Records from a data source
┄┄┄┄┄┄┄┄┄┄

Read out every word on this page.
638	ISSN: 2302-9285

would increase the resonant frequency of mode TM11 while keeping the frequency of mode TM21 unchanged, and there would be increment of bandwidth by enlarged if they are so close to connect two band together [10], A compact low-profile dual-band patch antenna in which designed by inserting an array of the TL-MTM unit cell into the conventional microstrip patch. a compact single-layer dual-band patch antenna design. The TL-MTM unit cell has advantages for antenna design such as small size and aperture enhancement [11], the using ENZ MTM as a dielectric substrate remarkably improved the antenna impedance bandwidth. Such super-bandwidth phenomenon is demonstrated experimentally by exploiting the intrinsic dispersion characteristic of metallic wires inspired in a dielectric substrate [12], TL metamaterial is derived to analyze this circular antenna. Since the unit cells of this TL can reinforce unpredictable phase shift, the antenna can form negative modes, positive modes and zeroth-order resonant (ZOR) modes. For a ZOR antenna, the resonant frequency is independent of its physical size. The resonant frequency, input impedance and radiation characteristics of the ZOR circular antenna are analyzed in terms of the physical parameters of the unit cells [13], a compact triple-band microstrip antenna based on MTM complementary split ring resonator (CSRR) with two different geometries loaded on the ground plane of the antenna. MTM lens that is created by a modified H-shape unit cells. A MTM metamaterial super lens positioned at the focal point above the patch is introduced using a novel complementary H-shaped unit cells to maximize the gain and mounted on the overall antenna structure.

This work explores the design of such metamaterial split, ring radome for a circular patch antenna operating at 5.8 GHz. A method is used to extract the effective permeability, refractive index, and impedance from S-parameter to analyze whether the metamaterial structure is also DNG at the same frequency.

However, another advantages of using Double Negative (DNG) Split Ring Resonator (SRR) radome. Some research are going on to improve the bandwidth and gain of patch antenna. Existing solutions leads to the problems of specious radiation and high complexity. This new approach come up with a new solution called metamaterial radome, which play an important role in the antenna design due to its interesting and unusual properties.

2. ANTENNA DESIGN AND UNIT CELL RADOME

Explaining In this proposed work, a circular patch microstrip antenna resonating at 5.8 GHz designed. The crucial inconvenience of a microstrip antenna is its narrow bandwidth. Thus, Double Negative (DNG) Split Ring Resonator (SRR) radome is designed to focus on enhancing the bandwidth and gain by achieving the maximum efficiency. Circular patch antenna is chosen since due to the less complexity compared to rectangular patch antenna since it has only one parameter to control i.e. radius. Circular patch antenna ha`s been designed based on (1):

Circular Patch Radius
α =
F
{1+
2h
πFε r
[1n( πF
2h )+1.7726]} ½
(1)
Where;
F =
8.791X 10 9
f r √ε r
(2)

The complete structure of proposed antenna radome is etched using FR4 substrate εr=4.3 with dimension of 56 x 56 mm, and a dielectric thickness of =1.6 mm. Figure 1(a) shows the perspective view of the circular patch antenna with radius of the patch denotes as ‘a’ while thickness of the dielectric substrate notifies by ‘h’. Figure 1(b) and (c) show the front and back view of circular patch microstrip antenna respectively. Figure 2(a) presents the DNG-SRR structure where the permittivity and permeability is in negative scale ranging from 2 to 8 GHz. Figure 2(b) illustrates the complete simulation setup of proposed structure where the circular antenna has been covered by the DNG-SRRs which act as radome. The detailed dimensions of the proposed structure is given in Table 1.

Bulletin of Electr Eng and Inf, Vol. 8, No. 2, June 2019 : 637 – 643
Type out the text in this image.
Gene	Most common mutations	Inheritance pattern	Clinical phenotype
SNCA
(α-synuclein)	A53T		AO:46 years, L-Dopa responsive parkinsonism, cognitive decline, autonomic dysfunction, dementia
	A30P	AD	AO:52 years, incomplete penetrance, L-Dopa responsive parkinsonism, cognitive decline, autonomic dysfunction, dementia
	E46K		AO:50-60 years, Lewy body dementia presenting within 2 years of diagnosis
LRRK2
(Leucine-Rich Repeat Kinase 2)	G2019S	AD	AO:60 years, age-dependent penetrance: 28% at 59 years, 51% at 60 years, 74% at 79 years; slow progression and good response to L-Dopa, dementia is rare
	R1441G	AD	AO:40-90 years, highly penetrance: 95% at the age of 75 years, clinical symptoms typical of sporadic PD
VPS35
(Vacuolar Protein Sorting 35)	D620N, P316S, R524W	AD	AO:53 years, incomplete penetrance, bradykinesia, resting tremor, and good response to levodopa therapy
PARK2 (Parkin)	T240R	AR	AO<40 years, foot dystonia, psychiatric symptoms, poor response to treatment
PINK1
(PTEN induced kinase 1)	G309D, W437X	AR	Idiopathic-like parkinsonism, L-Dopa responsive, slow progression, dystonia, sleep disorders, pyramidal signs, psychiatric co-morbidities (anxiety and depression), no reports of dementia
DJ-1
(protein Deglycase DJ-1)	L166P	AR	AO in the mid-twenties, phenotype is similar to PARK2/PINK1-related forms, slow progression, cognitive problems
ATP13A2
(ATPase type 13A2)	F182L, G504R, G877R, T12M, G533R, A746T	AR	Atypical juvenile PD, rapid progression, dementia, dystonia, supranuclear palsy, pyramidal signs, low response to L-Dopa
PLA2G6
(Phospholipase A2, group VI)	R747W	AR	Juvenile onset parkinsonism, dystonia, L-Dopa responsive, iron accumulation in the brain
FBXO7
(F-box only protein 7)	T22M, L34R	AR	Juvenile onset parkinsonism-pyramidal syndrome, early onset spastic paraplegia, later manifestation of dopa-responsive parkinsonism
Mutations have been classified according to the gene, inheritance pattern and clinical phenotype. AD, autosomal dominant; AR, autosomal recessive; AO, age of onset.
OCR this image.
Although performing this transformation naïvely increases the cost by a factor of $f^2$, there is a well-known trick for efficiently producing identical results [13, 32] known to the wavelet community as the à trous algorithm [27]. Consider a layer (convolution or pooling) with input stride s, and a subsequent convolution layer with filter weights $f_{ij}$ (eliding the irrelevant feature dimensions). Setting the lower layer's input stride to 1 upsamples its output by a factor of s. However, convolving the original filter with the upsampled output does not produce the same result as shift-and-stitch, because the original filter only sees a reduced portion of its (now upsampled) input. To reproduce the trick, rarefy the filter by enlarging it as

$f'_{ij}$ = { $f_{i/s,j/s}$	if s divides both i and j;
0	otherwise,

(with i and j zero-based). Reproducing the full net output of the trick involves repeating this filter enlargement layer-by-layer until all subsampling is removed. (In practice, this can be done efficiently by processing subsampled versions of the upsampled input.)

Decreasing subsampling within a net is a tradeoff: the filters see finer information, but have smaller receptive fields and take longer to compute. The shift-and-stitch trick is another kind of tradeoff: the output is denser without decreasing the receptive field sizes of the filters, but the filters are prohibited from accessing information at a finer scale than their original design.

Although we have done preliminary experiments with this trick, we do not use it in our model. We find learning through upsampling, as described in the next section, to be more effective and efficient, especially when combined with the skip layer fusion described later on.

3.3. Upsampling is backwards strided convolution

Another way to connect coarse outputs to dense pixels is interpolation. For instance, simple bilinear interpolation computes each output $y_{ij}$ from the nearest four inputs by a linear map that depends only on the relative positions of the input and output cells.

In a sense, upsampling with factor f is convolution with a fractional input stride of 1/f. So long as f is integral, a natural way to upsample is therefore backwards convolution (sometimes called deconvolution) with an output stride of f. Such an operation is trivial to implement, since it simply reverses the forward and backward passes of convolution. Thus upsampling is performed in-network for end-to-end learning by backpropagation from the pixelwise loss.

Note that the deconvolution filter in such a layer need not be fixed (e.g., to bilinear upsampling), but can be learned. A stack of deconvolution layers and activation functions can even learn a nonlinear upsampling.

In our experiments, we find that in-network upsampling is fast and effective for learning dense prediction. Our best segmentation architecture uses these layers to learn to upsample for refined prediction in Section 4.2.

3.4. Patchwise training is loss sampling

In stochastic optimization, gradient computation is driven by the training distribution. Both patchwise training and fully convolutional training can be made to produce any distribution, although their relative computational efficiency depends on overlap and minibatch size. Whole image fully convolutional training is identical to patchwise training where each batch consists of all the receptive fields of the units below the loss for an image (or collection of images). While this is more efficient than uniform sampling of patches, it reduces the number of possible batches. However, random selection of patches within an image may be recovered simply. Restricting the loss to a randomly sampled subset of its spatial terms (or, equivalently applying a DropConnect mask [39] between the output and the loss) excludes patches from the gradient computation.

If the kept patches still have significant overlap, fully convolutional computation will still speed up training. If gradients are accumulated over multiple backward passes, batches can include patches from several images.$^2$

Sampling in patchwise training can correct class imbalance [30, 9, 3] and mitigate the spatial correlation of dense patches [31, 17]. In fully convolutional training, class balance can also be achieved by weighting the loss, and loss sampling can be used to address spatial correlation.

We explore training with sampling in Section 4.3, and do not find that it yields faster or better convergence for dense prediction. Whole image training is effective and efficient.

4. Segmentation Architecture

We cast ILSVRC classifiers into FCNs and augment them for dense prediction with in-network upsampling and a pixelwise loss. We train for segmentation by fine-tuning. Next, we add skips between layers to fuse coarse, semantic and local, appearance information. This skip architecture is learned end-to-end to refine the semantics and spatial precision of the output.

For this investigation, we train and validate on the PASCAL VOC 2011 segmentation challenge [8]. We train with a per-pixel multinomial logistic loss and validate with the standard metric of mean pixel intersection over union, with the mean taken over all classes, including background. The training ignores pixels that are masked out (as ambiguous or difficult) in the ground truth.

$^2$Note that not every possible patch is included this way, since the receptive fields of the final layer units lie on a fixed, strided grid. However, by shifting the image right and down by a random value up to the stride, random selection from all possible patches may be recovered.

┄┄┄┄┄┄┄┄┄┄

In the entries above, find every line holding the word "dysfunction" and copy it out.

(α-synuclein)	A53T		AO:46 years, L-Dopa responsive parkinsonism, cognitive decline, autonomic dysfunction, dementia
	A30P	AD	AO:52 years, incomplete penetrance, L-Dopa responsive parkinsonism, cognitive decline, autonomic dysfunction, dementia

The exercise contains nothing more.